▸ **Stored data entries**:
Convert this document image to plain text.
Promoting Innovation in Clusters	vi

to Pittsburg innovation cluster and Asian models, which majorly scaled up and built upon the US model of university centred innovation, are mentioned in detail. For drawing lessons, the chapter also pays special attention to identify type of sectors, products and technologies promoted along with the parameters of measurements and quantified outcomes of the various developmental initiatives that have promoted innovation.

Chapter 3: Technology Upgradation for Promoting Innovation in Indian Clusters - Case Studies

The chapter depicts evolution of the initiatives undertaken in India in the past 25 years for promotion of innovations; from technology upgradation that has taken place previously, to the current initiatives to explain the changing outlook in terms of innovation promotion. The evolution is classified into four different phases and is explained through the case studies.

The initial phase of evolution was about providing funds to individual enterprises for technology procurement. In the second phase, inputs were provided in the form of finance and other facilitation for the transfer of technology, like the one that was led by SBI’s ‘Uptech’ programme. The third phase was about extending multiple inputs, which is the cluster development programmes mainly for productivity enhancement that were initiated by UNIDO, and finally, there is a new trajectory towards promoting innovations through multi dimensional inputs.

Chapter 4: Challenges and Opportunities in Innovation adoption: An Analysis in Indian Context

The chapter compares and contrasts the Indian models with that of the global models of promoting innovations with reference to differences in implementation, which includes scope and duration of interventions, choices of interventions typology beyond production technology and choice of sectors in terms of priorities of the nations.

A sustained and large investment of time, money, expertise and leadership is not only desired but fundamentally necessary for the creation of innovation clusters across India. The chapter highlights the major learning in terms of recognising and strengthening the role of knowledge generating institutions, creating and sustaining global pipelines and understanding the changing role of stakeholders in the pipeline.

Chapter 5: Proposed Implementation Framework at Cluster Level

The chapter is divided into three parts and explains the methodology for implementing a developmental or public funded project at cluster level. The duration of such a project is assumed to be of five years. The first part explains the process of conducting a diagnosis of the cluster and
---
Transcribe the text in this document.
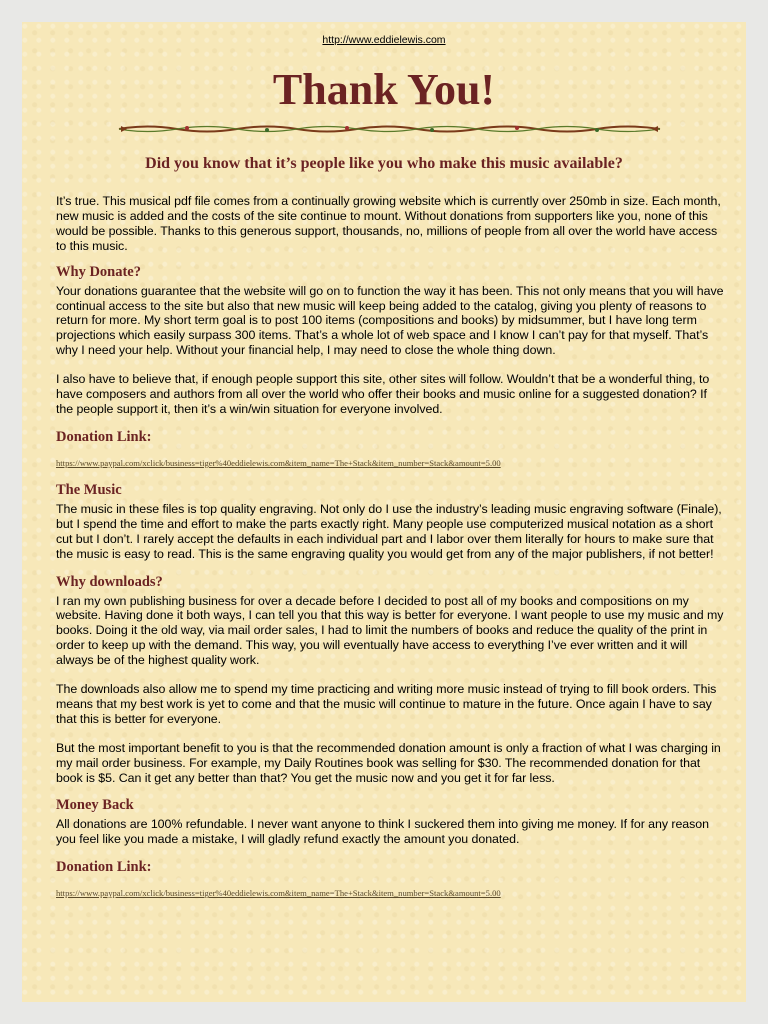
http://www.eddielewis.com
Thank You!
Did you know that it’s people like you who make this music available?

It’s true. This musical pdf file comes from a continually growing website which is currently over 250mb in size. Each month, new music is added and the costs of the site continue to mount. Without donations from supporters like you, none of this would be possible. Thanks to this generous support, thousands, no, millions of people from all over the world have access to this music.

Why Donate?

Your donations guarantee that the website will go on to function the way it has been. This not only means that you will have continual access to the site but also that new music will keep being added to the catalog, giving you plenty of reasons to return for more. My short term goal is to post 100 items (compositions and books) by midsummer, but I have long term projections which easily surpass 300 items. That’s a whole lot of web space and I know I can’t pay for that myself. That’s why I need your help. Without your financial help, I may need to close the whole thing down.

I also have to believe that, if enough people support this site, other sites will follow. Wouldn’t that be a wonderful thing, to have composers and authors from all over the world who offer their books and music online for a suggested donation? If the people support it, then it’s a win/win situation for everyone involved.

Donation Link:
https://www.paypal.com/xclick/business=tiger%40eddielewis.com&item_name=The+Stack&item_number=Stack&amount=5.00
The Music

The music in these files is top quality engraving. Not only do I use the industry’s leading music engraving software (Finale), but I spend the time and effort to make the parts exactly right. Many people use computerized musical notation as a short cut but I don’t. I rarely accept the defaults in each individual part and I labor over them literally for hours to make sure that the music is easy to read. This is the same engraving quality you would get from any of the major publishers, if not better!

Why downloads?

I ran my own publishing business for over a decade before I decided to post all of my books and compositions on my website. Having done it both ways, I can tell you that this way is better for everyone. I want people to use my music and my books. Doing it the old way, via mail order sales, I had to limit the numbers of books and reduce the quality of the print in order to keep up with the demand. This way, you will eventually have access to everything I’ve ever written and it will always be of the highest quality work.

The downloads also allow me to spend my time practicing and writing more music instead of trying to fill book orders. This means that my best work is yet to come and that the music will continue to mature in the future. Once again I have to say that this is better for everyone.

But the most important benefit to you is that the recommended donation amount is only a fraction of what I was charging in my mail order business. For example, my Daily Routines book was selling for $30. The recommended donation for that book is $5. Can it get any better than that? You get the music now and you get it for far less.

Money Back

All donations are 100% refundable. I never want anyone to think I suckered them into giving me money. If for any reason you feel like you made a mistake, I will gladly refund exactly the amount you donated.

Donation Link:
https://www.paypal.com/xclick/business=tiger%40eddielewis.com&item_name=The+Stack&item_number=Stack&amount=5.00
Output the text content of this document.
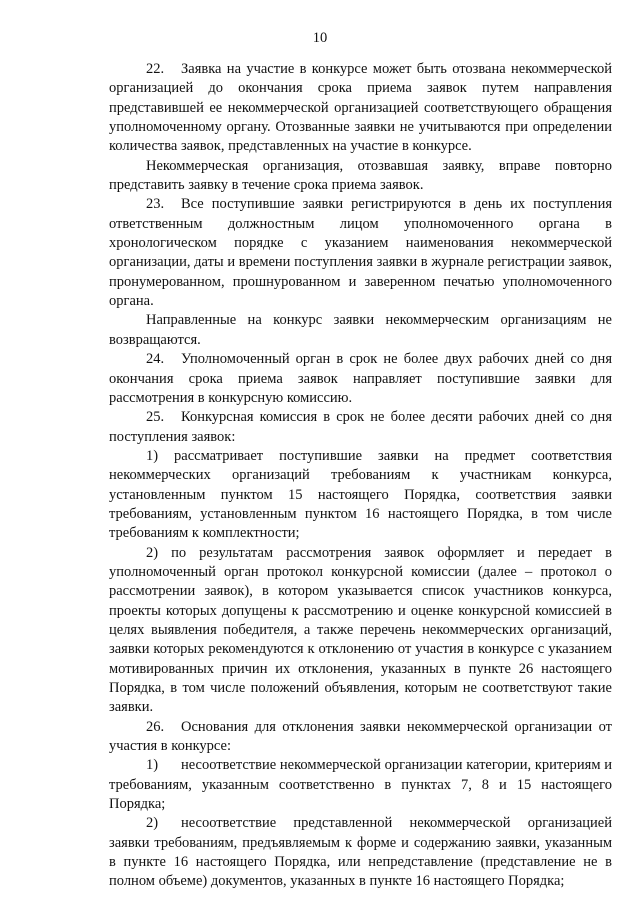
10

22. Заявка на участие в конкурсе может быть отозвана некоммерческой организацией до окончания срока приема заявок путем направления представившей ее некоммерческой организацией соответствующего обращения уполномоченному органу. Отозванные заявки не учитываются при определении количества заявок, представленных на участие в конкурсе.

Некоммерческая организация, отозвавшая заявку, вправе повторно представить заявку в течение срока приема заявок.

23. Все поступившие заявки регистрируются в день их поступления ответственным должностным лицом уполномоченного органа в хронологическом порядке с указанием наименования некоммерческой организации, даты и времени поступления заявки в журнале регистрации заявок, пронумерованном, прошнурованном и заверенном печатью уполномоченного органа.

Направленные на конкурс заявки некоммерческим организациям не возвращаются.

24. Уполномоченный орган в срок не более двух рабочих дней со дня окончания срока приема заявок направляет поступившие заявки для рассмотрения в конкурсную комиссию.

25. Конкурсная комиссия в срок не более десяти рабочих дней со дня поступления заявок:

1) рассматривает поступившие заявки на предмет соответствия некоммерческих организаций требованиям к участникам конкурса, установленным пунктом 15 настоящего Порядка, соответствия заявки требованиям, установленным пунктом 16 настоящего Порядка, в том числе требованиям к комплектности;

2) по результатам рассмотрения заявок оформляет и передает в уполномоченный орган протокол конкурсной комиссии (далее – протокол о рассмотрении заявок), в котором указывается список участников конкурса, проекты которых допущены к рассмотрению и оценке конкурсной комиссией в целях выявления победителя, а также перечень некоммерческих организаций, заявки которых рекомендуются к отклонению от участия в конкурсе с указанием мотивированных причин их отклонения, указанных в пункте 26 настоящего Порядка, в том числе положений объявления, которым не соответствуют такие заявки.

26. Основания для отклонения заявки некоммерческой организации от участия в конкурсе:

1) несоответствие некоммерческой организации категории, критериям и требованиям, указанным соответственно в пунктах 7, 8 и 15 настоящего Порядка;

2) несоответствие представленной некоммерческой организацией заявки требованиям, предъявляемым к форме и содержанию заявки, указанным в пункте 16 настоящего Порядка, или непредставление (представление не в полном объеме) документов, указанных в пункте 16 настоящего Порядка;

▸ **Directions**: Which lines hold the word "added"? Copy every one of them.

▸ **Problem solution**:
It’s true. This musical pdf file comes from a continually growing website which is currently over 250mb in size. Each month, new music is added and the costs of the site continue to mount. Without donations from supporters like you, none of this would be possible. Thanks to this generous support, thousands, no, millions of people from all over the world have access to this music.
Your donations guarantee that the website will go on to function the way it has been. This not only means that you will have continual access to the site but also that new music will keep being added to the catalog, giving you plenty of reasons to return for more. My short term goal is to post 100 items (compositions and books) by midsummer, but I have long term projections which easily surpass 300 items. That’s a whole lot of web space and I know I can’t pay for that myself. That’s why I need your help. Without your financial help, I may need to close the whole thing down.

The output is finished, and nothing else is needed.